=== Aim of the exercise ===
Print each of the entries exactly, leaving nothing out.

=== Records shown ===
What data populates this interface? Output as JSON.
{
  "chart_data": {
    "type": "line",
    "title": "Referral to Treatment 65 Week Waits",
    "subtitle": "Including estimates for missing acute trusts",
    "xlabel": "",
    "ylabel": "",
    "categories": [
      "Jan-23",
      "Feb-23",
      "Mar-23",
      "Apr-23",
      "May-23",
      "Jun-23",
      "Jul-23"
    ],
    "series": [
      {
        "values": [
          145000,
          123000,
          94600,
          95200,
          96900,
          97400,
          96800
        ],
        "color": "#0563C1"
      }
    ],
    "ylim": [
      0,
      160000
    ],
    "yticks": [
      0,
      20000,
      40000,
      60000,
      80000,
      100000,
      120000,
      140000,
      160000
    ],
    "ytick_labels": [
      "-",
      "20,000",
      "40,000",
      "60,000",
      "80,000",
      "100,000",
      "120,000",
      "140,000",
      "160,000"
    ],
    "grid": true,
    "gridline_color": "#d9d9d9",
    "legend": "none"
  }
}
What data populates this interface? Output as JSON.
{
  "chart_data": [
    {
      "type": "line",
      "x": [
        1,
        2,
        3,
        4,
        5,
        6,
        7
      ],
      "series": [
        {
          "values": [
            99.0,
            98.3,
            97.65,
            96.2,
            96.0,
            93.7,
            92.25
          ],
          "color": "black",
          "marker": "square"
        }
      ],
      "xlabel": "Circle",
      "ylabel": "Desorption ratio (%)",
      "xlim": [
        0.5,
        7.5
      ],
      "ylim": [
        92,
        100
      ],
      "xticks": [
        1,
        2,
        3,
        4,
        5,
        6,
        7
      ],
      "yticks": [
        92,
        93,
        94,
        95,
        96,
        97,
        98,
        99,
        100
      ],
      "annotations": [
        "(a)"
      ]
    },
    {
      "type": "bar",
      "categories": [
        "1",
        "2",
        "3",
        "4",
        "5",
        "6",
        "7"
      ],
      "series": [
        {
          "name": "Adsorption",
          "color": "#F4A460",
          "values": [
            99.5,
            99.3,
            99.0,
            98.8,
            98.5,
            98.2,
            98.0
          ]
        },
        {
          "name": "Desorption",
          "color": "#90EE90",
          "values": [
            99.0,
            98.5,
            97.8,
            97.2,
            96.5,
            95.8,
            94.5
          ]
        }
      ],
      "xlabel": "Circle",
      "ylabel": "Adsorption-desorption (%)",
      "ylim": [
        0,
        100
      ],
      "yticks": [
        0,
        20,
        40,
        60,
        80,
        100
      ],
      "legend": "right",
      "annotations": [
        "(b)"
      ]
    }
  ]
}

=== Answer to this task ===
What data populates this interface? Output as JSON.
{
  "chart_data": {
    "type": "line",
    "title": "Referral to Treatment 65 Week Waits",
    "subtitle": "Including estimates for missing acute trusts",
    "xlabel": "",
    "ylabel": "",
    "categories": [
      "Jan-23",
      "Feb-23",
      "Mar-23",
      "Apr-23",
      "May-23",
      "Jun-23",
      "Jul-23"
    ],
    "series": [
      {
        "values": [
          145000,
          123000,
          94600,
          95200,
          96900,
          97400,
          96800
        ],
        "color": "#0563C1"
      }
    ],
    "ylim": [
      0,
      160000
    ],
    "yticks": [
      0,
      20000,
      40000,
      60000,
      80000,
      100000,
      120000,
      140000,
      160000
    ],
    "ytick_labels": [
      "-",
      "20,000",
      "40,000",
      "60,000",
      "80,000",
      "100,000",
      "120,000",
      "140,000",
      "160,000"
    ],
    "grid": true,
    "gridline_color": "#d9d9d9",
    "legend": "none"
  }
}
What data populates this interface? Output as JSON.
{
  "chart_data": [
    {
      "type": "line",
      "x": [
        1,
        2,
        3,
        4,
        5,
        6,
        7
      ],
      "series": [
        {
          "values": [
            99.0,
            98.3,
            97.65,
            96.2,
            96.0,
            93.7,
            92.25
          ],
          "color": "black",
          "marker": "square"
        }
      ],
      "xlabel": "Circle",
      "ylabel": "Desorption ratio (%)",
      "xlim": [
        0.5,
        7.5
      ],
      "ylim": [
        92,
        100
      ],
      "xticks": [
        1,
        2,
        3,
        4,
        5,
        6,
        7
      ],
      "yticks": [
        92,
        93,
        94,
        95,
        96,
        97,
        98,
        99,
        100
      ],
      "annotations": [
        "(a)"
      ]
    },
    {
      "type": "bar",
      "categories": [
        "1",
        "2",
        "3",
        "4",
        "5",
        "6",
        "7"
      ],
      "series": [
        {
          "name": "Adsorption",
          "color": "#F4A460",
          "values": [
            99.5,
            99.3,
            99.0,
            98.8,
            98.5,
            98.2,
            98.0
          ]
        },
        {
          "name": "Desorption",
          "color": "#90EE90",
          "values": [
            99.0,
            98.5,
            97.8,
            97.2,
            96.5,
            95.8,
            94.5
          ]
        }
      ],
      "xlabel": "Circle",
      "ylabel": "Adsorption-desorption (%)",
      "ylim": [
        0,
        100
      ],
      "yticks": [
        0,
        20,
        40,
        60,
        80,
        100
      ],
      "legend": "right",
      "annotations": [
        "(b)"
      ]
    }
  ]
}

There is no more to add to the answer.